** BEGIN Data to use **

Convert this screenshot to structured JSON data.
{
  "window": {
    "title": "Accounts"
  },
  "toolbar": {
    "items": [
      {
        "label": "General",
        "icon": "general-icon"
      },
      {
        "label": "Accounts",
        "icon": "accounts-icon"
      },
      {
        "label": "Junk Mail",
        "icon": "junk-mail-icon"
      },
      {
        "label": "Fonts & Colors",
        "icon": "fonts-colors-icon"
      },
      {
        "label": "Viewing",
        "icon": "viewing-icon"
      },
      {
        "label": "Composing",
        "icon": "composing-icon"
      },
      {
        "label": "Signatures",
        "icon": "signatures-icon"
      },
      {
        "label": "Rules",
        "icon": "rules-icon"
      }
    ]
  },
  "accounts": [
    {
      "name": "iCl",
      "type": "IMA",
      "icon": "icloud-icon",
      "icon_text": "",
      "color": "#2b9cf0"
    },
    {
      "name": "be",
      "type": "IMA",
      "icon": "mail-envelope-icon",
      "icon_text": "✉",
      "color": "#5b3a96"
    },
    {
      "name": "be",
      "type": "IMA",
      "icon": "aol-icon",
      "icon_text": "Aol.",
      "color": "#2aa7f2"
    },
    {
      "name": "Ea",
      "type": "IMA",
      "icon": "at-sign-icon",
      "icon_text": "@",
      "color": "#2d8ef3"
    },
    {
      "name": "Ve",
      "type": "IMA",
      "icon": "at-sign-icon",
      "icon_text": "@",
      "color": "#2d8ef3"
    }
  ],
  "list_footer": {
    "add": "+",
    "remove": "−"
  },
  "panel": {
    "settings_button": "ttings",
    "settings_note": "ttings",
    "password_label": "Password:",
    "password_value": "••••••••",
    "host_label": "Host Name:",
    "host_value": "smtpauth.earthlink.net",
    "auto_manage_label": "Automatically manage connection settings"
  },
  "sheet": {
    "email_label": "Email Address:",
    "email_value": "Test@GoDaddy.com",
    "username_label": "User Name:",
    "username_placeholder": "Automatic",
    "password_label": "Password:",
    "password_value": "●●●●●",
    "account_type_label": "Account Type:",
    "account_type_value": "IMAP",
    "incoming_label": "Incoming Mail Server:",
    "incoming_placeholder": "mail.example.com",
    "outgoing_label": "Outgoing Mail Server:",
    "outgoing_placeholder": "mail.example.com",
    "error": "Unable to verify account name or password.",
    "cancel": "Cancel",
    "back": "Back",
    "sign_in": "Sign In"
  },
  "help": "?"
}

** END Data to use **

■ Task description:
Reproduce each line of the material above precisely.

■ Exercise solution:
Convert this screenshot to structured JSON data.
{
  "window": {
    "title": "Accounts"
  },
  "toolbar": {
    "items": [
      {
        "label": "General",
        "icon": "general-icon"
      },
      {
        "label": "Accounts",
        "icon": "accounts-icon"
      },
      {
        "label": "Junk Mail",
        "icon": "junk-mail-icon"
      },
      {
        "label": "Fonts & Colors",
        "icon": "fonts-colors-icon"
      },
      {
        "label": "Viewing",
        "icon": "viewing-icon"
      },
      {
        "label": "Composing",
        "icon": "composing-icon"
      },
      {
        "label": "Signatures",
        "icon": "signatures-icon"
      },
      {
        "label": "Rules",
        "icon": "rules-icon"
      }
    ]
  },
  "accounts": [
    {
      "name": "iCl",
      "type": "IMA",
      "icon": "icloud-icon",
      "icon_text": "",
      "color": "#2b9cf0"
    },
    {
      "name": "be",
      "type": "IMA",
      "icon": "mail-envelope-icon",
      "icon_text": "✉",
      "color": "#5b3a96"
    },
    {
      "name": "be",
      "type": "IMA",
      "icon": "aol-icon",
      "icon_text": "Aol.",
      "color": "#2aa7f2"
    },
    {
      "name": "Ea",
      "type": "IMA",
      "icon": "at-sign-icon",
      "icon_text": "@",
      "color": "#2d8ef3"
    },
    {
      "name": "Ve",
      "type": "IMA",
      "icon": "at-sign-icon",
      "icon_text": "@",
      "color": "#2d8ef3"
    }
  ],
  "list_footer": {
    "add": "+",
    "remove": "−"
  },
  "panel": {
    "settings_button": "ttings",
    "settings_note": "ttings",
    "password_label": "Password:",
    "password_value": "••••••••",
    "host_label": "Host Name:",
    "host_value": "smtpauth.earthlink.net",
    "auto_manage_label": "Automatically manage connection settings"
  },
  "sheet": {
    "email_label": "Email Address:",
    "email_value": "Test@GoDaddy.com",
    "username_label": "User Name:",
    "username_placeholder": "Automatic",
    "password_label": "Password:",
    "password_value": "●●●●●",
    "account_type_label": "Account Type:",
    "account_type_value": "IMAP",
    "incoming_label": "Incoming Mail Server:",
    "incoming_placeholder": "mail.example.com",
    "outgoing_label": "Outgoing Mail Server:",
    "outgoing_placeholder": "mail.example.com",
    "error": "Unable to verify account name or password.",
    "cancel": "Cancel",
    "back": "Back",
    "sign_in": "Sign In"
  },
  "help": "?"
}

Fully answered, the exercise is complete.